» **Goal**:
Copy out each line that has "termes" in it.

» **Stored records**:
----------------------------------------
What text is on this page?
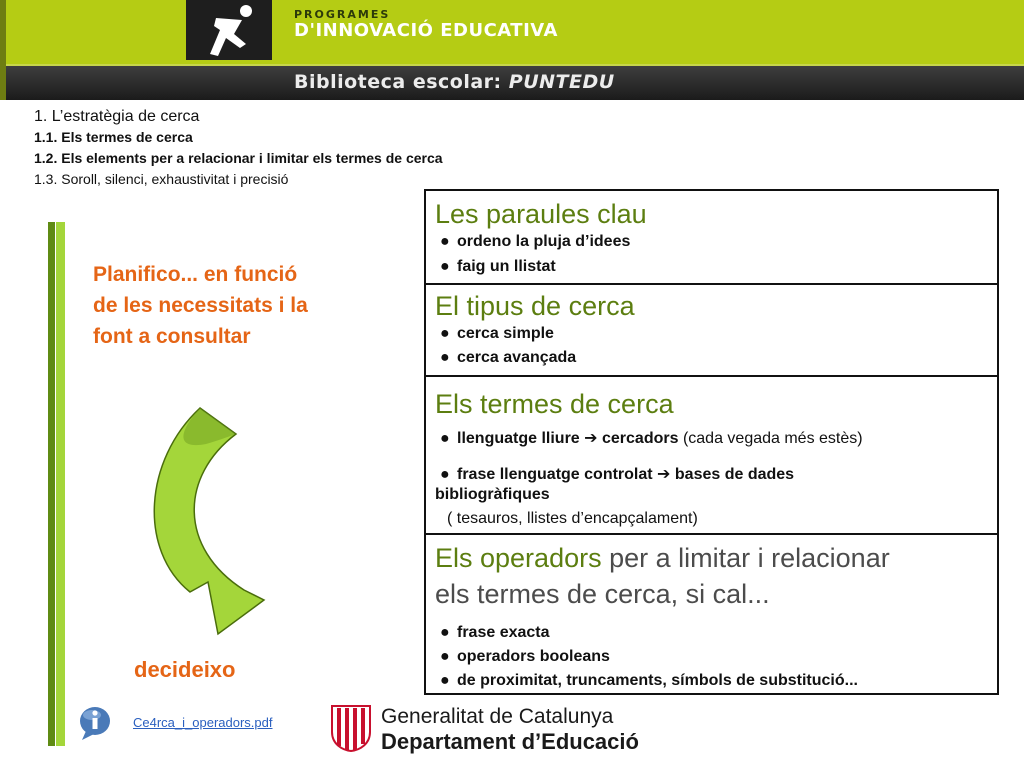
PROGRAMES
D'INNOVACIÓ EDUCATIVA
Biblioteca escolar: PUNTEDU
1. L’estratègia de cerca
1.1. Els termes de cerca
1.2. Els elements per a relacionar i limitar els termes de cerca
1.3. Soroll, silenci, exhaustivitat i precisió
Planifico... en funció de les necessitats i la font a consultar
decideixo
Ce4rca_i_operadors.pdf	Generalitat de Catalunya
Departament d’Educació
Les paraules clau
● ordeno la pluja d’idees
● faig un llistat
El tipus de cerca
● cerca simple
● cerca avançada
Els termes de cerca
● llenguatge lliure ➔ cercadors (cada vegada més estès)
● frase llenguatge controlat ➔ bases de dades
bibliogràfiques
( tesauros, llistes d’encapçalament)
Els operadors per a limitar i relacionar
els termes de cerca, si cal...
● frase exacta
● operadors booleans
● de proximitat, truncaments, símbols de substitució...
----------------------------------------
» **Complete answer**:
1.1. Els termes de cerca
1.2. Els elements per a relacionar i limitar els termes de cerca
Els termes de cerca
els termes de cerca, si cal...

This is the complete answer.